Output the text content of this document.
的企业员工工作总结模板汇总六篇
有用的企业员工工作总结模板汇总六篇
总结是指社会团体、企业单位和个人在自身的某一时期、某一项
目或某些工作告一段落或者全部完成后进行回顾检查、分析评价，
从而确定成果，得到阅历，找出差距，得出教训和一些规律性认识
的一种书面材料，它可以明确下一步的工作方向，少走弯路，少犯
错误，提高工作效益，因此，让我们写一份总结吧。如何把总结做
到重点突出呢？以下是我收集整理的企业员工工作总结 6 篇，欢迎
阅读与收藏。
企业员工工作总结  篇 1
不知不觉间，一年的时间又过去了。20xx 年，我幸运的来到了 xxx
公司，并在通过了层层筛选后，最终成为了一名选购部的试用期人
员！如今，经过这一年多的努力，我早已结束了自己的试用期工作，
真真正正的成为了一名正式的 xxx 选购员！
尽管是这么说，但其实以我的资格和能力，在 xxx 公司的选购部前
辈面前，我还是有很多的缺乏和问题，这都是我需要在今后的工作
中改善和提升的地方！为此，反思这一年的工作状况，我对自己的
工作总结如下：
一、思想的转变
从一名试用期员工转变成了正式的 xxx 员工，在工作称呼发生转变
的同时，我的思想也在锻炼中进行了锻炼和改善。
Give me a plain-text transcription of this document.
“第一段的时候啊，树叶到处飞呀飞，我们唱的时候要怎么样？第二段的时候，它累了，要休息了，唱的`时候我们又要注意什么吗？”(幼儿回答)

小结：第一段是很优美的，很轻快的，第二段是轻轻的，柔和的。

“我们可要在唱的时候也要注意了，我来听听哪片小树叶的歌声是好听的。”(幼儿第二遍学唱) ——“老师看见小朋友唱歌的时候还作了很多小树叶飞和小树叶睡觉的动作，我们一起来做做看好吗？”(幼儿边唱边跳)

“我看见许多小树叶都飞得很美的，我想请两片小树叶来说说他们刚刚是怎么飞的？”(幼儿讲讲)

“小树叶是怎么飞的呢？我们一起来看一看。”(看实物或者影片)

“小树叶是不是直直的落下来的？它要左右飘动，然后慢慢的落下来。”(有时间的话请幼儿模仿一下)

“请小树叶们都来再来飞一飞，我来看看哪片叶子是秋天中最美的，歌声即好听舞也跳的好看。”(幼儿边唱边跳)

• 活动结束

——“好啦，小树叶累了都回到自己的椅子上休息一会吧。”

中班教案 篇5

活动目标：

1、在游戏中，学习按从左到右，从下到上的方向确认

Written problem.
Gather each line from the entries above that includes the word "幼儿边唱边跳".

Output of the exercise.
“我们可要在唱的时候也要注意了，我来听听哪片小树叶的歌声是好听的。”(幼儿第二遍学唱) ——“老师看见小朋友唱歌的时候还作了很多小树叶飞和小树叶睡觉的动作，我们一起来做做看好吗？”(幼儿边唱边跳)
“请小树叶们都来再来飞一飞，我来看看哪片叶子是秋天中最美的，歌声即好听舞也跳的好看。”(幼儿边唱边跳)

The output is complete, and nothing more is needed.